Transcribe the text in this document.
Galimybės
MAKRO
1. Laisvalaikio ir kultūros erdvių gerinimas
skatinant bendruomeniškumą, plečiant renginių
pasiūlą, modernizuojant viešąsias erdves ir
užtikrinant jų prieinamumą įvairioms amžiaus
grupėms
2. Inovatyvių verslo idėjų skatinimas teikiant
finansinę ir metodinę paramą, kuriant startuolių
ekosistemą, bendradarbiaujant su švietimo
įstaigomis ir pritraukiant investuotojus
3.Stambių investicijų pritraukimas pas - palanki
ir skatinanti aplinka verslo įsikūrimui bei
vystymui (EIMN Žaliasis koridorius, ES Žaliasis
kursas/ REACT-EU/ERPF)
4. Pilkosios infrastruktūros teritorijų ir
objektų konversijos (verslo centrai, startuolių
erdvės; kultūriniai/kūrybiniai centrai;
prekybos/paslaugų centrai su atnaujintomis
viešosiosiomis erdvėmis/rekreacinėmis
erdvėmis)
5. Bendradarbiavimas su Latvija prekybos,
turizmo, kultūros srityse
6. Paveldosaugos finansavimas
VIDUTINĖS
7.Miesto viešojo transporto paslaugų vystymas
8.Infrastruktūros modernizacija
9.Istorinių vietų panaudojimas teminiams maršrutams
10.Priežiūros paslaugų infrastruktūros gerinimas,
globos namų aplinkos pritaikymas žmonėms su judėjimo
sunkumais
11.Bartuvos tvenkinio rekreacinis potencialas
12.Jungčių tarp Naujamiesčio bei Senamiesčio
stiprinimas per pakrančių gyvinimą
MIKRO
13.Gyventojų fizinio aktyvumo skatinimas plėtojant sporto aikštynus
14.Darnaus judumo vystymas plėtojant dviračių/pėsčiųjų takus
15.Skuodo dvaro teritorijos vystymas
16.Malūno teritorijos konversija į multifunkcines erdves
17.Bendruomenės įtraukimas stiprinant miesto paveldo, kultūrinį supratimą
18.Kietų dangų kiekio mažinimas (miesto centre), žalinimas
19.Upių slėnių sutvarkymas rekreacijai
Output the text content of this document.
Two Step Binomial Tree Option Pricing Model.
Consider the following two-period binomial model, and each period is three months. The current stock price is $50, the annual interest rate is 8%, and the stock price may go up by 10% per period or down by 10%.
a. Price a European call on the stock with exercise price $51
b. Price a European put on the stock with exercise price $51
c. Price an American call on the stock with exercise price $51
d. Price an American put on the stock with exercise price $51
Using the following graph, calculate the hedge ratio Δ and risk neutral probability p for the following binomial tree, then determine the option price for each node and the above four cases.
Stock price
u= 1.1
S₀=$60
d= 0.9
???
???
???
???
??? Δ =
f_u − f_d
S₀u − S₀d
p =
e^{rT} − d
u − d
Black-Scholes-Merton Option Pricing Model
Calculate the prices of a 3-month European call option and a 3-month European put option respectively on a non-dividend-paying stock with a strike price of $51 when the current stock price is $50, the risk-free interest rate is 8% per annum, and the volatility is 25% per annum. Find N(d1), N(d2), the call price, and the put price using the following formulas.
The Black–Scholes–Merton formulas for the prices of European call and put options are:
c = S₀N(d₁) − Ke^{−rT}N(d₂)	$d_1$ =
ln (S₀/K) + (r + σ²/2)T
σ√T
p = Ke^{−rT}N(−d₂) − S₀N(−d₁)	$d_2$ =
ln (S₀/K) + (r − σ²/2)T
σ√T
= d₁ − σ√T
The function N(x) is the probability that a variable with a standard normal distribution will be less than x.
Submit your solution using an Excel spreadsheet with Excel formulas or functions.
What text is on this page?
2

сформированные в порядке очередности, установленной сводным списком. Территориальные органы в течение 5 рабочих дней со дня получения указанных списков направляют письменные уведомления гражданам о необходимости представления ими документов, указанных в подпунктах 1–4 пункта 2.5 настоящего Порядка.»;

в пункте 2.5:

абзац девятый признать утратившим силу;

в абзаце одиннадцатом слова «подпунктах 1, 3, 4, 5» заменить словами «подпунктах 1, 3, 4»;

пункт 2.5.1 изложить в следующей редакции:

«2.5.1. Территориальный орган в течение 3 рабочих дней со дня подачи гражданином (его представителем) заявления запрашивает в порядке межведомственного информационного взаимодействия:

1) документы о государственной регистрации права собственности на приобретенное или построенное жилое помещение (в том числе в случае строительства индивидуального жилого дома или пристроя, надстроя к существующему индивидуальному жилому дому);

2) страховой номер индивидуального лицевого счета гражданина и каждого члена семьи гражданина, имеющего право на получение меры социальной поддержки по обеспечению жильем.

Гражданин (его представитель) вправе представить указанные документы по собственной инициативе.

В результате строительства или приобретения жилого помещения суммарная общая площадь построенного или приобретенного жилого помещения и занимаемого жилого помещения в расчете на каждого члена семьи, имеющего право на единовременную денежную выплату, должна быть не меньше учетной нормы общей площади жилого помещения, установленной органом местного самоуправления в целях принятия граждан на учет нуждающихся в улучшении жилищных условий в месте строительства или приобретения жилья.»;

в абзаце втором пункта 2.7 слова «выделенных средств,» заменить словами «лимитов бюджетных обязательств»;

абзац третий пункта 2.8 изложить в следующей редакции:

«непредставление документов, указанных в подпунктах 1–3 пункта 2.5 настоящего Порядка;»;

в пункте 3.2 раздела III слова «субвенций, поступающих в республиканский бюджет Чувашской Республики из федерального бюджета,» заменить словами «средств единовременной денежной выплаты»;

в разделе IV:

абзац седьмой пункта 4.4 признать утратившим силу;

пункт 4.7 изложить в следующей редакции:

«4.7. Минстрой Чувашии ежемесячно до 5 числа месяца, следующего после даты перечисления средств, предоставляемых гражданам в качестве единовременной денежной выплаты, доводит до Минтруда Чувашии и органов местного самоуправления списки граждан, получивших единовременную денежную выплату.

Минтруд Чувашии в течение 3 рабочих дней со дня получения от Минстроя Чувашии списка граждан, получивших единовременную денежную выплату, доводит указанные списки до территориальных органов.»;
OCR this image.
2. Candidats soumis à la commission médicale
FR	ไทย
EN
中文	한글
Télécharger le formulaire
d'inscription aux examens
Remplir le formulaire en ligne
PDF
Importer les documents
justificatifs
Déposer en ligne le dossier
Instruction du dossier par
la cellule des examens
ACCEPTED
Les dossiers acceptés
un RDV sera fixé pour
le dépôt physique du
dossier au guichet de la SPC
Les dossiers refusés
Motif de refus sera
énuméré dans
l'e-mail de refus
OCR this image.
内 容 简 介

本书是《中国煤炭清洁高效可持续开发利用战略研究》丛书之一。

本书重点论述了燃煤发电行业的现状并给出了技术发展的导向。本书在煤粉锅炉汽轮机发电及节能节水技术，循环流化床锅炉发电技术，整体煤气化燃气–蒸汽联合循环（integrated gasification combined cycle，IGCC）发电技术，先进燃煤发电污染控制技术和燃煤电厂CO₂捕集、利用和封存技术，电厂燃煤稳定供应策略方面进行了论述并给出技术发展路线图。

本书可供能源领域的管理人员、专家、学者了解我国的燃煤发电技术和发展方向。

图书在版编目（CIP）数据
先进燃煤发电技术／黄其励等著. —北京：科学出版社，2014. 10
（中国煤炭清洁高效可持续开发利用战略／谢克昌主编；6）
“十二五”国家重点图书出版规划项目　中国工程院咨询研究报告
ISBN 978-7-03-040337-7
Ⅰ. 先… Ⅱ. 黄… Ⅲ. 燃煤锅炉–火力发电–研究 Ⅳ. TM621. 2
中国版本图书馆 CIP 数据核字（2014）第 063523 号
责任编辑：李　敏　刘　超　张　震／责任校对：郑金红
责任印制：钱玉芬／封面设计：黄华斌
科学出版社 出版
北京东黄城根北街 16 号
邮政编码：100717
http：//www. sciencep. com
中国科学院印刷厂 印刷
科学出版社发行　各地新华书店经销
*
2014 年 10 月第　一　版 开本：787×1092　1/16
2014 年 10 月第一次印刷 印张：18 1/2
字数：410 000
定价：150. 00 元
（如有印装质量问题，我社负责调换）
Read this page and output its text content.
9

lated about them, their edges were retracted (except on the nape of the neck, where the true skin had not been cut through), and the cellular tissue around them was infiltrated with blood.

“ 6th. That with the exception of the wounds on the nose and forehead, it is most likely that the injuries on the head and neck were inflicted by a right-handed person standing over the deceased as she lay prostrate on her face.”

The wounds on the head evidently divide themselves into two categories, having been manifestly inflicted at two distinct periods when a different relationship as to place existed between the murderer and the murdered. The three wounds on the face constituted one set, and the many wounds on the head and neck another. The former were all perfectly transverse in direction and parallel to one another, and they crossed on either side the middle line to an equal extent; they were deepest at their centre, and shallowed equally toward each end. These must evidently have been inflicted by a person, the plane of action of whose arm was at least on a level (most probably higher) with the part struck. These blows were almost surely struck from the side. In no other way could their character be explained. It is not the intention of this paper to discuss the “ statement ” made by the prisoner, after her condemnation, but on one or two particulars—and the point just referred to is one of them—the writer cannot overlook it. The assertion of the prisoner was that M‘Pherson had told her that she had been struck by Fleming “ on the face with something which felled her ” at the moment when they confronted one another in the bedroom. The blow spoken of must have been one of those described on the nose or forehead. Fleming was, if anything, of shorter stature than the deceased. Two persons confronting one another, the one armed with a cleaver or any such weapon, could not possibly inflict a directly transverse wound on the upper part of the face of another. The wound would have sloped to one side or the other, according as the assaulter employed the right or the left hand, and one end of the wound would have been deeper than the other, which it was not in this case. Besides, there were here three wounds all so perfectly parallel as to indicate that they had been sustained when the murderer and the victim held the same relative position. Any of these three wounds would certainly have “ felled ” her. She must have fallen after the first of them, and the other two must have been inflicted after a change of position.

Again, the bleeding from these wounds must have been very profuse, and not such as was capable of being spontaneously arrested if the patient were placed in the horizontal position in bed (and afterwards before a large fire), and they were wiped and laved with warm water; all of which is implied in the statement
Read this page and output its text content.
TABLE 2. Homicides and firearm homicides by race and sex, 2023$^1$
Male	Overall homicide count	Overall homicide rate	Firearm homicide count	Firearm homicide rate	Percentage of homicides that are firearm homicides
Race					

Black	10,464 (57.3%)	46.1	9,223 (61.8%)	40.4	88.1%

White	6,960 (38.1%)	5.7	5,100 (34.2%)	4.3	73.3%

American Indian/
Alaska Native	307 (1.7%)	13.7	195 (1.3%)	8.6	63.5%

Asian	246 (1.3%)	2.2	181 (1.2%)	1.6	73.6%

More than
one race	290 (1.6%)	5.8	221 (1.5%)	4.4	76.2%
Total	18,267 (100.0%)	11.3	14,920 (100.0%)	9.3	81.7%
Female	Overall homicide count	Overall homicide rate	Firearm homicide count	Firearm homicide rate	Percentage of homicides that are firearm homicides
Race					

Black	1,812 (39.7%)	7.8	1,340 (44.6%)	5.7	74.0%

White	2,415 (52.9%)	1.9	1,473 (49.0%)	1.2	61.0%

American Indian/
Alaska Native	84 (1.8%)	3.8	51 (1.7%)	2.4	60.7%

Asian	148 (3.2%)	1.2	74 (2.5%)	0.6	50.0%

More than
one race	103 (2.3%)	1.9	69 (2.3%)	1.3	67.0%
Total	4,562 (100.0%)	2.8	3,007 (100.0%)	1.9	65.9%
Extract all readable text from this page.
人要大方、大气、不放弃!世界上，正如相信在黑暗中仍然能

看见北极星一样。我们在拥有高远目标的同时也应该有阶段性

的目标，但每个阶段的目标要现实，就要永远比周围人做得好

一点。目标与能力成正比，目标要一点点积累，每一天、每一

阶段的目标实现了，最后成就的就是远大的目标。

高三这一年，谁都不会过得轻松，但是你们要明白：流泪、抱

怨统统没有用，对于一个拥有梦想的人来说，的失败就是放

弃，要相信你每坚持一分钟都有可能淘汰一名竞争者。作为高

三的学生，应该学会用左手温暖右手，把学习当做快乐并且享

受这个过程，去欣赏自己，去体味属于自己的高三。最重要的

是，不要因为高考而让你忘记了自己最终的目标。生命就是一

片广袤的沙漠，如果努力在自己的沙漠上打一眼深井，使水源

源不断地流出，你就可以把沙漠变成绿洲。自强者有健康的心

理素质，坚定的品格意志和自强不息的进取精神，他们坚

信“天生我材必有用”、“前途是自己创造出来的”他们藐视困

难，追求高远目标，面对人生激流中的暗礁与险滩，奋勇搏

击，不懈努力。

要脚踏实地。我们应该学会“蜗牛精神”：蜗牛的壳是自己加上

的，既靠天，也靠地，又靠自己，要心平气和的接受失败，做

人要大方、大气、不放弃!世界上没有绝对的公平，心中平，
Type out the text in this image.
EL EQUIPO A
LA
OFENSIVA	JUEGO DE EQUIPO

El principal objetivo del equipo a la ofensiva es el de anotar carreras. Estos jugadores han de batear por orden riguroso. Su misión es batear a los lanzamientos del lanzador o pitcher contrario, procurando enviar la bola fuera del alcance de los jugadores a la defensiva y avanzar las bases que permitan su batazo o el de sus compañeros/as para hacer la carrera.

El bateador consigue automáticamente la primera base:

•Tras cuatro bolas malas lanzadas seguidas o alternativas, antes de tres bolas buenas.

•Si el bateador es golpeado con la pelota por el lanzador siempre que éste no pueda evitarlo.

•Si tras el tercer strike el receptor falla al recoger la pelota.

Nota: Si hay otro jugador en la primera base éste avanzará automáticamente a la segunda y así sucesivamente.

------

**Task to carry out**.
Check each line above for the string "lanzador" and show the ones that have it.

**Correct response**.
El principal objetivo del equipo a la ofensiva es el de anotar carreras. Estos jugadores han de batear por orden riguroso. Su misión es batear a los lanzamientos del lanzador o pitcher contrario, procurando enviar la bola fuera del alcance de los jugadores a la defensiva y avanzar las bases que permitan su batazo o el de sus compañeros/as para hacer la carrera.
•Si el bateador es golpeado con la pelota por el lanzador siempre que éste no pueda evitarlo.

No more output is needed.